### WHAT THE EXERCISE ASKS
Reproduce the full listing below unchanged, apart from the pictures.

### PROVIDED INFORMATION
==================================================

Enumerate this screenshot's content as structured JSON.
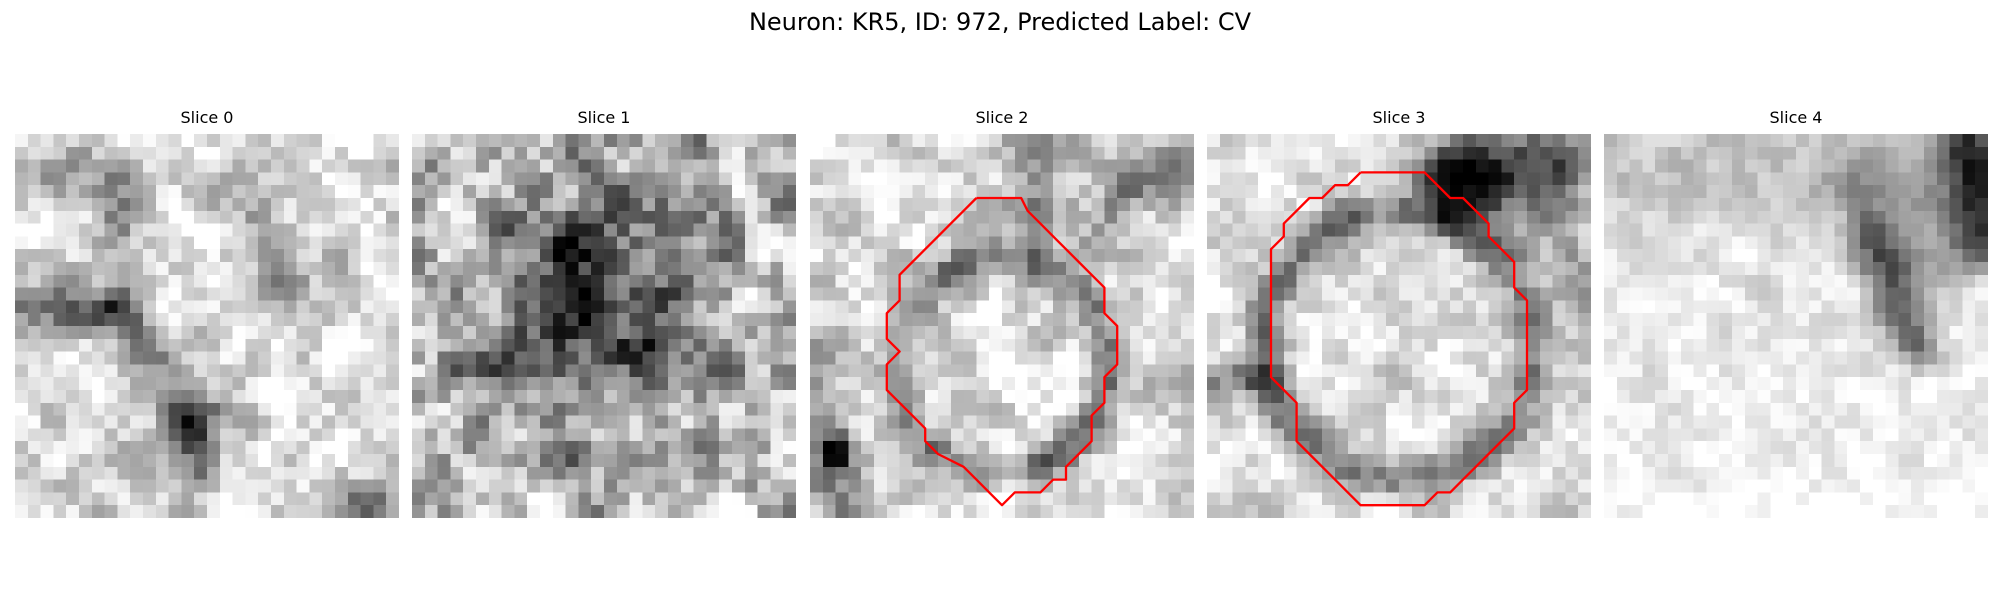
{
  "figure": {
    "title": "Neuron: KR5, ID: 972, Predicted Label: CV"
  },
  "slices": [
    {
      "label": "Slice 0",
      "has_contour": false,
      "contour_color": "#ff0000"
    },
    {
      "label": "Slice 1",
      "has_contour": false,
      "contour_color": "#ff0000"
    },
    {
      "label": "Slice 2",
      "has_contour": true,
      "contour_color": "#ff0000"
    },
    {
      "label": "Slice 3",
      "has_contour": true,
      "contour_color": "#ff0000"
    },
    {
      "label": "Slice 4",
      "has_contour": false,
      "contour_color": "#ff0000"
    }
  ],
  "colormap": "gray"
}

==================================================

### RESULT FOR THIS TASK
Enumerate this screenshot's content as structured JSON.
{
  "figure": {
    "title": "Neuron: KR5, ID: 972, Predicted Label: CV"
  },
  "slices": [
    {
      "label": "Slice 0",
      "has_contour": false,
      "contour_color": "#ff0000"
    },
    {
      "label": "Slice 1",
      "has_contour": false,
      "contour_color": "#ff0000"
    },
    {
      "label": "Slice 2",
      "has_contour": true,
      "contour_color": "#ff0000"
    },
    {
      "label": "Slice 3",
      "has_contour": true,
      "contour_color": "#ff0000"
    },
    {
      "label": "Slice 4",
      "has_contour": false,
      "contour_color": "#ff0000"
    }
  ],
  "colormap": "gray"
}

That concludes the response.